## Entradas proporcionadas
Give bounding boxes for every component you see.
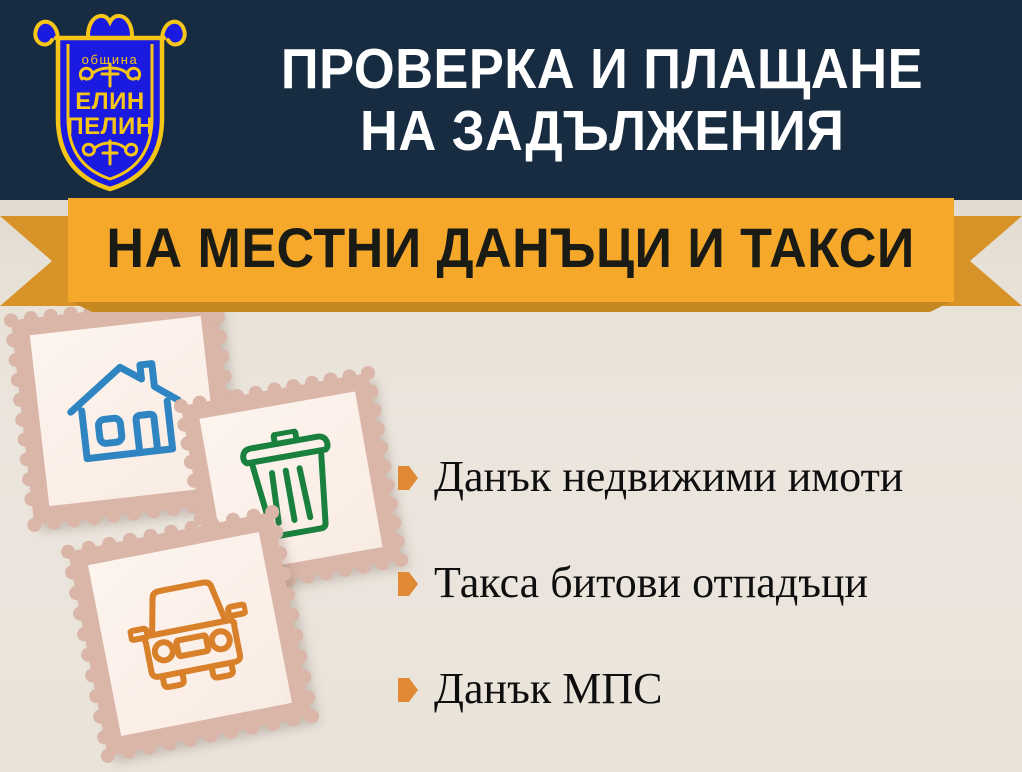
car-icon (120, 571, 260, 696)
list-item-label: Данък МПС (434, 666, 662, 712)
ribbon-banner: НА МЕСТНИ ДАНЪЦИ И ТАКСИ (0, 196, 1022, 308)
poster-canvas: община ЕЛИН ПЕЛИН ПРОВЕРКА И ПЛАЩАНЕ НА … (0, 0, 1022, 772)
list-item[interactable]: Такса битови отпадъци (398, 530, 1012, 636)
arrow-pentagon-bullet-icon (398, 678, 418, 702)
list-item[interactable]: Данък МПС (398, 636, 1012, 742)
header-title-line-1: ПРОВЕРКА И ПЛАЩАНЕ (281, 39, 923, 101)
house-icon (61, 353, 188, 469)
list-item-label: Данък недвижими имоти (434, 454, 903, 500)
ribbon-text: НА МЕСТНИ ДАНЪЦИ И ТАКСИ (107, 220, 915, 280)
stamp-paper-vehicle (88, 532, 292, 736)
arrow-pentagon-bullet-icon (398, 572, 418, 596)
stamp-card-group (0, 300, 420, 770)
arrow-pentagon-bullet-icon (398, 466, 418, 490)
coat-of-arms-icon: община ЕЛИН ПЕЛИН (30, 8, 190, 193)
stamp-card-vehicle (68, 512, 312, 756)
list-item[interactable]: Данък недвижими имоти (398, 424, 1012, 530)
header-title: ПРОВЕРКА И ПЛАЩАНЕ НА ЗАДЪЛЖЕНИЯ (196, 16, 1008, 186)
tax-type-list: Данък недвижими имоти Такса битови отпад… (398, 424, 1012, 742)
list-item-label: Такса битови отпадъци (434, 560, 868, 606)
crest-text-pelin: ПЕЛИН (66, 113, 153, 140)
crest-text-elin: ЕЛИН (75, 88, 144, 115)
ribbon-band: НА МЕСТНИ ДАНЪЦИ И ТАКСИ (68, 198, 954, 302)
header-title-line-2: НА ЗАДЪЛЖЕНИЯ (360, 101, 844, 163)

## Objetivo
Transcribe sin ningún cambio todas las líneas de los ítems de arriba, desde la que contiene "car-icon (120, 571, 260, 696)" hasta la que contiene "ribbon-text: НА МЕСТНИ", ambas incluidas.

## Respuesta
car-icon (120, 571, 260, 696)
list-item-label: Данък МПС (434, 666, 662, 712)
ribbon-banner: НА МЕСТНИ ДАНЪЦИ И ТАКСИ (0, 196, 1022, 308)
poster-canvas: община ЕЛИН ПЕЛИН ПРОВЕРКА И ПЛАЩАНЕ НА … (0, 0, 1022, 772)
list-item[interactable]: Такса битови отпадъци (398, 530, 1012, 636)
arrow-pentagon-bullet-icon (398, 678, 418, 702)
list-item[interactable]: Данък МПС (398, 636, 1012, 742)
header-title-line-1: ПРОВЕРКА И ПЛАЩАНЕ (281, 39, 923, 101)
house-icon (61, 353, 188, 469)
list-item-label: Данък недвижими имоти (434, 454, 903, 500)
ribbon-text: НА МЕСТНИ ДАНЪЦИ И ТАКСИ (107, 220, 915, 280)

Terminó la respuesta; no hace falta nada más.